- [Task to carry out]: List every line below containing "application".

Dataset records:
_ _ _ _ _
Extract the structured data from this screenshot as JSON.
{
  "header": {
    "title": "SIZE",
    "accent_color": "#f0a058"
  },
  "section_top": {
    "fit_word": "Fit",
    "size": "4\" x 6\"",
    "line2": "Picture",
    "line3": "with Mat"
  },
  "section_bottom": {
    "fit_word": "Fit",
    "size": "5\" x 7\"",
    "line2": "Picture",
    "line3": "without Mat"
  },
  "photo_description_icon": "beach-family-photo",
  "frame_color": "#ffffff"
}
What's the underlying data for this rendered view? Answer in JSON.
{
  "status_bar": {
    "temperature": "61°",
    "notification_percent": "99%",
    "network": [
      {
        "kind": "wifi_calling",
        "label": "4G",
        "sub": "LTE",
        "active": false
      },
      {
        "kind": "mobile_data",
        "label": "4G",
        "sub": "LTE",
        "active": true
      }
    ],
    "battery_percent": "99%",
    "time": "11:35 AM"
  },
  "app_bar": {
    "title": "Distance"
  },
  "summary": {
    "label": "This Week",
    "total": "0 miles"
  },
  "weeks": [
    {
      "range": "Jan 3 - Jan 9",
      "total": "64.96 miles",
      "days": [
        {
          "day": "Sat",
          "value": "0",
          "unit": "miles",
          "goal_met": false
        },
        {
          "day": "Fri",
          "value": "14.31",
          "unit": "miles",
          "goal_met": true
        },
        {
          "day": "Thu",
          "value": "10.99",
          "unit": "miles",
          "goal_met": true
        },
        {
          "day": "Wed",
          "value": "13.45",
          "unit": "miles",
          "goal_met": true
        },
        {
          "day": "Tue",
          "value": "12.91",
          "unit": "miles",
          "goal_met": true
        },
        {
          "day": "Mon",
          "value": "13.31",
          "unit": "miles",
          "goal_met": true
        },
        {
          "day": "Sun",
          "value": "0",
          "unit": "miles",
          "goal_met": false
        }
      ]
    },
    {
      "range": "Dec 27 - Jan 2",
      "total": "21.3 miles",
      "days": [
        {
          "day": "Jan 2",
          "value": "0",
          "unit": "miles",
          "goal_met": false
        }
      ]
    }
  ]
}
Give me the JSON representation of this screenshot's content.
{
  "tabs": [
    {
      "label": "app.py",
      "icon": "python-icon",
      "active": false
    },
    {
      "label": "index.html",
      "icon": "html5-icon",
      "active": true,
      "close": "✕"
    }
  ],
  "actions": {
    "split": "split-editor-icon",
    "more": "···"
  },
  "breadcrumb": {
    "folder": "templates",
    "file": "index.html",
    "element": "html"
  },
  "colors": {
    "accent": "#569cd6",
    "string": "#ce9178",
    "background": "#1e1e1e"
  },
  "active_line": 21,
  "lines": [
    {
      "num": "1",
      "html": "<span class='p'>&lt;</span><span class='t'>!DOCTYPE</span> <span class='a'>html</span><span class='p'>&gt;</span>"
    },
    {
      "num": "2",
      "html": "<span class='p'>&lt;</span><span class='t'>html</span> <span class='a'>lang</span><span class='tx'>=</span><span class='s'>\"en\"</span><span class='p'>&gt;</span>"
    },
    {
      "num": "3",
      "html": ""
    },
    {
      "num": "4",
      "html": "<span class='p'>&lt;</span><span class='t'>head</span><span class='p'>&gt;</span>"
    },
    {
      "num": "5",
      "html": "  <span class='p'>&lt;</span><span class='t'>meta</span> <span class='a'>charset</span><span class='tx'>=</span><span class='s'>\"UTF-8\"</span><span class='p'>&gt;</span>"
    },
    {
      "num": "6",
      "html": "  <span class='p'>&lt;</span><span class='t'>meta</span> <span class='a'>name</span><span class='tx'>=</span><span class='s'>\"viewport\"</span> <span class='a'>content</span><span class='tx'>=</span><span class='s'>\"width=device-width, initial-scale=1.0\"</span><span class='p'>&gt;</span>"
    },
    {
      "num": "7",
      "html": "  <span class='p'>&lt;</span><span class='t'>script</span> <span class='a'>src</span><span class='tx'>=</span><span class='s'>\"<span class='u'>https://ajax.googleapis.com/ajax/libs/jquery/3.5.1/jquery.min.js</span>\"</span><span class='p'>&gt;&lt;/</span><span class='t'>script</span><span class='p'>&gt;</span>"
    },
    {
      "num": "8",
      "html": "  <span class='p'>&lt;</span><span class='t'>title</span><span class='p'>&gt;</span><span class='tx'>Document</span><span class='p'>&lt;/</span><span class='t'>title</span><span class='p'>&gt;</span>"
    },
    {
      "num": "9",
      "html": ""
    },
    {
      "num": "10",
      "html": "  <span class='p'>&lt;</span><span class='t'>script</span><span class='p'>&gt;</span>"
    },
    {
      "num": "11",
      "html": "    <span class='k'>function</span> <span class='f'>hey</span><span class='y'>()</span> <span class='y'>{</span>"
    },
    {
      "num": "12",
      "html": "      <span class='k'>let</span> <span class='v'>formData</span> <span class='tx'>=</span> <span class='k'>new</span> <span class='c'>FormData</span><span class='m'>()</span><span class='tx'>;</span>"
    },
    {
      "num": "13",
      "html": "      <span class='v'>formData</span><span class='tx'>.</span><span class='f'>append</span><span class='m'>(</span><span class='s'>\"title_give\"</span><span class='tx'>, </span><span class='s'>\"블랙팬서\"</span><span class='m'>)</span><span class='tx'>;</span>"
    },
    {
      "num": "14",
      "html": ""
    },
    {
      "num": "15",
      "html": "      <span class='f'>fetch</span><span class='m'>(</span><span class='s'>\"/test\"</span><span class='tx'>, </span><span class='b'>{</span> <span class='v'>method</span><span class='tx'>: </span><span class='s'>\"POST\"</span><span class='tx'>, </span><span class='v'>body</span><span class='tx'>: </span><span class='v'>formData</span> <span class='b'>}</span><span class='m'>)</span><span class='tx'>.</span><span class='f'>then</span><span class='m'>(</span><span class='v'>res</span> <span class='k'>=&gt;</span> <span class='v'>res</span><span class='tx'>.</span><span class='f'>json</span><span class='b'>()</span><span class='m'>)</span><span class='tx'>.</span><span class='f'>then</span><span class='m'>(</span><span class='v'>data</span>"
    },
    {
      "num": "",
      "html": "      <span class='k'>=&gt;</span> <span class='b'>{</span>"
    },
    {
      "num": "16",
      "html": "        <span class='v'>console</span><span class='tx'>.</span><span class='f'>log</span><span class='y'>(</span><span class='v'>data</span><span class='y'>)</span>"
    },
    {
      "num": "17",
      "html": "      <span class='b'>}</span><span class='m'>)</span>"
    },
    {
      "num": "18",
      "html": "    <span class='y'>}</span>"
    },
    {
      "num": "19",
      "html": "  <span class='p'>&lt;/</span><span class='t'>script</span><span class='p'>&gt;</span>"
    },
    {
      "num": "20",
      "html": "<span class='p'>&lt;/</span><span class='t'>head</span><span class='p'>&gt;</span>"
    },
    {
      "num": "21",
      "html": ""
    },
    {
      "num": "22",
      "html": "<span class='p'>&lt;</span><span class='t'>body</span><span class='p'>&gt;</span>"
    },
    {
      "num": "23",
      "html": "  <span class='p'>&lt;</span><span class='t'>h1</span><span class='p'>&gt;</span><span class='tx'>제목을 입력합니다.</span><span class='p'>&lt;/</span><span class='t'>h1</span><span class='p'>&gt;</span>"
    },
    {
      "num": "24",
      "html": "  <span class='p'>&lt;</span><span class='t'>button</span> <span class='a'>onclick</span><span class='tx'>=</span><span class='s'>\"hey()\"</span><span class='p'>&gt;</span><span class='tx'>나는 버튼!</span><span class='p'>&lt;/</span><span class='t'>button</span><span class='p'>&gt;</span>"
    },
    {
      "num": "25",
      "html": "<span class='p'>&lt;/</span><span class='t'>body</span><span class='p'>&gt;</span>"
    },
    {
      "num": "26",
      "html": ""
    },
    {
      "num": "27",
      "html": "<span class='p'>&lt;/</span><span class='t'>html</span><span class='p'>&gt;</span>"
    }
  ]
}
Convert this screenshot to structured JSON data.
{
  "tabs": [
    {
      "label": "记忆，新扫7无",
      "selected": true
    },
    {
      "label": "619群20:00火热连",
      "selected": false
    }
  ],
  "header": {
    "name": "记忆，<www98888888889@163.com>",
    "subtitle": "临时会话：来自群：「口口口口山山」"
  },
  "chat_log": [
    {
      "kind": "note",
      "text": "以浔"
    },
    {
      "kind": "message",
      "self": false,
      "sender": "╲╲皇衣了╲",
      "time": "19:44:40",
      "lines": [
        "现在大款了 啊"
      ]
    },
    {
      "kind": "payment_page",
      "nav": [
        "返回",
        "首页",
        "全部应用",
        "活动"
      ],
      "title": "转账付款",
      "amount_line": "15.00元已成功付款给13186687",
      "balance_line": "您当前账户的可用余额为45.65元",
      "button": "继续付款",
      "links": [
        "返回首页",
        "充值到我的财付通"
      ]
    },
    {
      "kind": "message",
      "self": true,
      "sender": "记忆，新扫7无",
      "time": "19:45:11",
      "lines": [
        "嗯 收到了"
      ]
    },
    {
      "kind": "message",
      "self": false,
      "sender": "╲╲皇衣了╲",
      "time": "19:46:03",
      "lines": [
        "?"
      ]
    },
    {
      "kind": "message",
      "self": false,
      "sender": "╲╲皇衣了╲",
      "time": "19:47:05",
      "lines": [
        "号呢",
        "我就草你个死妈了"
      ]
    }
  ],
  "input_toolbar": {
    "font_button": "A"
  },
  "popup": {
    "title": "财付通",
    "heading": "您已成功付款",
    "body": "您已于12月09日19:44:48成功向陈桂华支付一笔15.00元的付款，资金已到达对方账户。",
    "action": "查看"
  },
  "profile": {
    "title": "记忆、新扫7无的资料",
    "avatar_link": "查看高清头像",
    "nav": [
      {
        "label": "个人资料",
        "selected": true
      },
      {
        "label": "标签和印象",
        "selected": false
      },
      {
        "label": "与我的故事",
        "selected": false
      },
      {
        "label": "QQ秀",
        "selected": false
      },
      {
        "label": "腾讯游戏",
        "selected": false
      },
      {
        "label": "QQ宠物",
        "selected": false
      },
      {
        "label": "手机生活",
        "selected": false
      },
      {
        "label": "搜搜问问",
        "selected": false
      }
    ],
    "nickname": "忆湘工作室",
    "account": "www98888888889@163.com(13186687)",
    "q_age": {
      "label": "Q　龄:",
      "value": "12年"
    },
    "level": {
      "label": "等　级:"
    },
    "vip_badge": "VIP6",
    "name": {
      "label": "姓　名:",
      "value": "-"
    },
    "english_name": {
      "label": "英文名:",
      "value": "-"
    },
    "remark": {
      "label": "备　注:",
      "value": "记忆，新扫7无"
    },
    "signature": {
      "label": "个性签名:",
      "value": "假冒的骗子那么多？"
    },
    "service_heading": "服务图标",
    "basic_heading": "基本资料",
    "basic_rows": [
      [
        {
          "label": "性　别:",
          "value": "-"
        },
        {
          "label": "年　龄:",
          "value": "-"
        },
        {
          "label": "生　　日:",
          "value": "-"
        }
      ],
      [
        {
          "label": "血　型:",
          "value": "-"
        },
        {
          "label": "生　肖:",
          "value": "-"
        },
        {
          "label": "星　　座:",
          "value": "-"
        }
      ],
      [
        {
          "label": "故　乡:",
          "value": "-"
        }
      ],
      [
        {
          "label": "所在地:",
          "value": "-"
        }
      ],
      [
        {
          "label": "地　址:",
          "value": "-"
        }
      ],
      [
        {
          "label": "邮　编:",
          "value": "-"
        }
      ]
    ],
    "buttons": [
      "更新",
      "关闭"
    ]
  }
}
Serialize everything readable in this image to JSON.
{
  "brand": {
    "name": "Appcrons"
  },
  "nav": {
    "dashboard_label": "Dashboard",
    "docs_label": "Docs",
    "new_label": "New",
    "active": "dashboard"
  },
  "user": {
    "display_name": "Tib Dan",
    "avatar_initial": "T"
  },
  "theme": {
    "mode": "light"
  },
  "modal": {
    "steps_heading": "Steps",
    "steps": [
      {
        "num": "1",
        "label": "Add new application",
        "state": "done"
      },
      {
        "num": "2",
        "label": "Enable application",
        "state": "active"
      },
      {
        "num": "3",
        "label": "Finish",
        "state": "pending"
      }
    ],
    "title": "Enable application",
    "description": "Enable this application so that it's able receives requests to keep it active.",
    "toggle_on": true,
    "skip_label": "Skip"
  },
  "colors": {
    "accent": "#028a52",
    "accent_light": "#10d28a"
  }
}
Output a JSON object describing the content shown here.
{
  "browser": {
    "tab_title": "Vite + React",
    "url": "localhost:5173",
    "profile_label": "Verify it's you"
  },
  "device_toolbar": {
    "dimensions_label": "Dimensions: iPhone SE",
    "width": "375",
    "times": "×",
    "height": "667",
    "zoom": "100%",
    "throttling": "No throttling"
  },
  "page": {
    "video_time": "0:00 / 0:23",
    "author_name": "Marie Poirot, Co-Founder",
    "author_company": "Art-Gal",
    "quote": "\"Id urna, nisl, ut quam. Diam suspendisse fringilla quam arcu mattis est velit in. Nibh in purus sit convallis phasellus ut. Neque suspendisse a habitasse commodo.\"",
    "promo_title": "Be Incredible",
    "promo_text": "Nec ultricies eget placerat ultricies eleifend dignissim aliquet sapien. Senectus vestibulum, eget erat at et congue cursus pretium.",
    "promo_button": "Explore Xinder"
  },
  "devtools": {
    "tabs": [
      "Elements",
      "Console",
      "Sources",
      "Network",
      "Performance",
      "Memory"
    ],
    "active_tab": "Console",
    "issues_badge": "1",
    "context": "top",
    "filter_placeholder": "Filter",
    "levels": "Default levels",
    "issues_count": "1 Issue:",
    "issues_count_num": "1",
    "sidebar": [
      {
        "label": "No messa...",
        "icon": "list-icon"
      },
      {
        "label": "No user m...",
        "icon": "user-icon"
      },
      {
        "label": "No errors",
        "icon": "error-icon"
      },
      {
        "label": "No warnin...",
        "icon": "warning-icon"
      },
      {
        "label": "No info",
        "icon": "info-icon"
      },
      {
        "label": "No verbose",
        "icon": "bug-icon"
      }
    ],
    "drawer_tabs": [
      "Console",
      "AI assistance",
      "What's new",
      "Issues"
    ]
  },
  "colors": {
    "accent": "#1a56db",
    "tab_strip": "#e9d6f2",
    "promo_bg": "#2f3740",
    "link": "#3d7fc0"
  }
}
_ _ _ _ _
- [Solution]:
        "label": "Add new application",
        "label": "Enable application",
    "title": "Enable application",
    "description": "Enable this application so that it's able receives requests to keep it active.",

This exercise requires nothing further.